PROVIDED INFORMATION ::
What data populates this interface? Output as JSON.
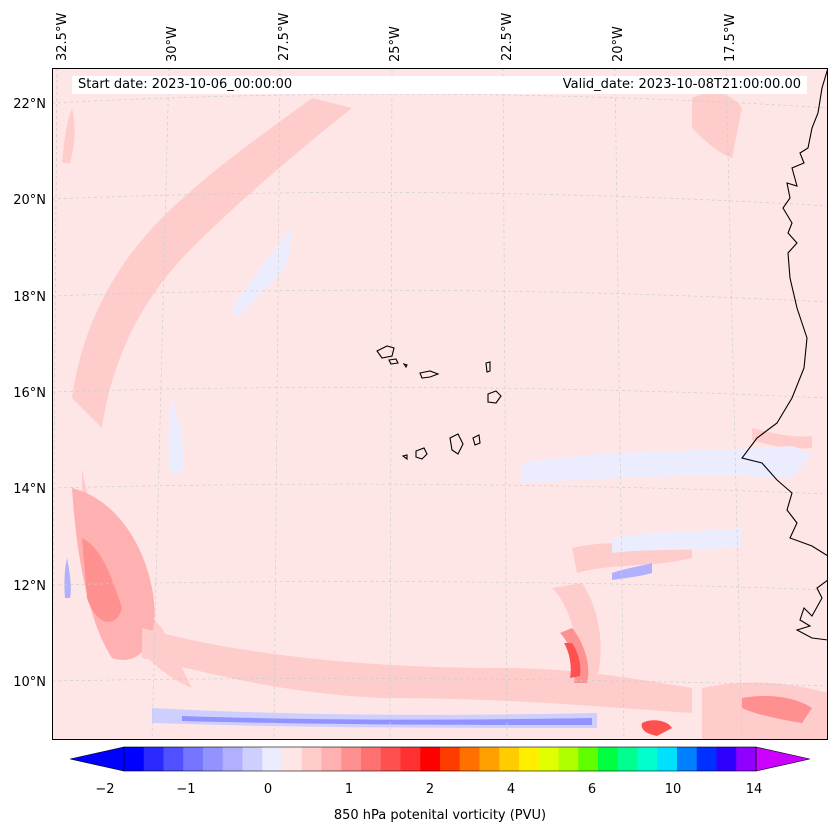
{
  "map": {
    "start_date": "Start date: 2023-10-06_00:00:00",
    "valid_date": "Valid_date: 2023-10-08T21:00:00.00",
    "lon_labels": [
      "32.5°W",
      "30°W",
      "27.5°W",
      "25°W",
      "22.5°W",
      "20°W",
      "17.5°W"
    ],
    "lat_labels": [
      "22°N",
      "20°N",
      "18°N",
      "16°N",
      "14°N",
      "12°N",
      "10°N"
    ],
    "background_color": "#ffe6e6",
    "land_outline_color": "#000000"
  },
  "colorbar": {
    "title": "850 hPa potenital vorticity (PVU)",
    "tick_labels": [
      "−2",
      "−1",
      "0",
      "1",
      "2",
      "4",
      "6",
      "10",
      "14"
    ],
    "colors": [
      "#0000ff",
      "#2a2aff",
      "#5050ff",
      "#7575ff",
      "#9393ff",
      "#b0b0ff",
      "#cfcfff",
      "#ececff",
      "#ffe6e6",
      "#ffcccc",
      "#ffb0b0",
      "#ff9090",
      "#ff7070",
      "#ff5050",
      "#ff3030",
      "#ff0000",
      "#ff3c00",
      "#ff7000",
      "#ffa000",
      "#ffcc00",
      "#ffee00",
      "#e0ff00",
      "#b0ff00",
      "#60ff00",
      "#00ff40",
      "#00ff90",
      "#00ffcc",
      "#00e0ff",
      "#0080ff",
      "#0030ff",
      "#3000ff",
      "#9000ff"
    ],
    "min_arrow_color": "#0000ff",
    "max_arrow_color": "#cc00ff"
  }
}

DIRECTIONS :: All the records above need to be given again word for word. Skip the pictures.

ANSWER TO THE TASK ::
What data populates this interface? Output as JSON.
{
  "map": {
    "start_date": "Start date: 2023-10-06_00:00:00",
    "valid_date": "Valid_date: 2023-10-08T21:00:00.00",
    "lon_labels": [
      "32.5°W",
      "30°W",
      "27.5°W",
      "25°W",
      "22.5°W",
      "20°W",
      "17.5°W"
    ],
    "lat_labels": [
      "22°N",
      "20°N",
      "18°N",
      "16°N",
      "14°N",
      "12°N",
      "10°N"
    ],
    "background_color": "#ffe6e6",
    "land_outline_color": "#000000"
  },
  "colorbar": {
    "title": "850 hPa potenital vorticity (PVU)",
    "tick_labels": [
      "−2",
      "−1",
      "0",
      "1",
      "2",
      "4",
      "6",
      "10",
      "14"
    ],
    "colors": [
      "#0000ff",
      "#2a2aff",
      "#5050ff",
      "#7575ff",
      "#9393ff",
      "#b0b0ff",
      "#cfcfff",
      "#ececff",
      "#ffe6e6",
      "#ffcccc",
      "#ffb0b0",
      "#ff9090",
      "#ff7070",
      "#ff5050",
      "#ff3030",
      "#ff0000",
      "#ff3c00",
      "#ff7000",
      "#ffa000",
      "#ffcc00",
      "#ffee00",
      "#e0ff00",
      "#b0ff00",
      "#60ff00",
      "#00ff40",
      "#00ff90",
      "#00ffcc",
      "#00e0ff",
      "#0080ff",
      "#0030ff",
      "#3000ff",
      "#9000ff"
    ],
    "min_arrow_color": "#0000ff",
    "max_arrow_color": "#cc00ff"
  }
}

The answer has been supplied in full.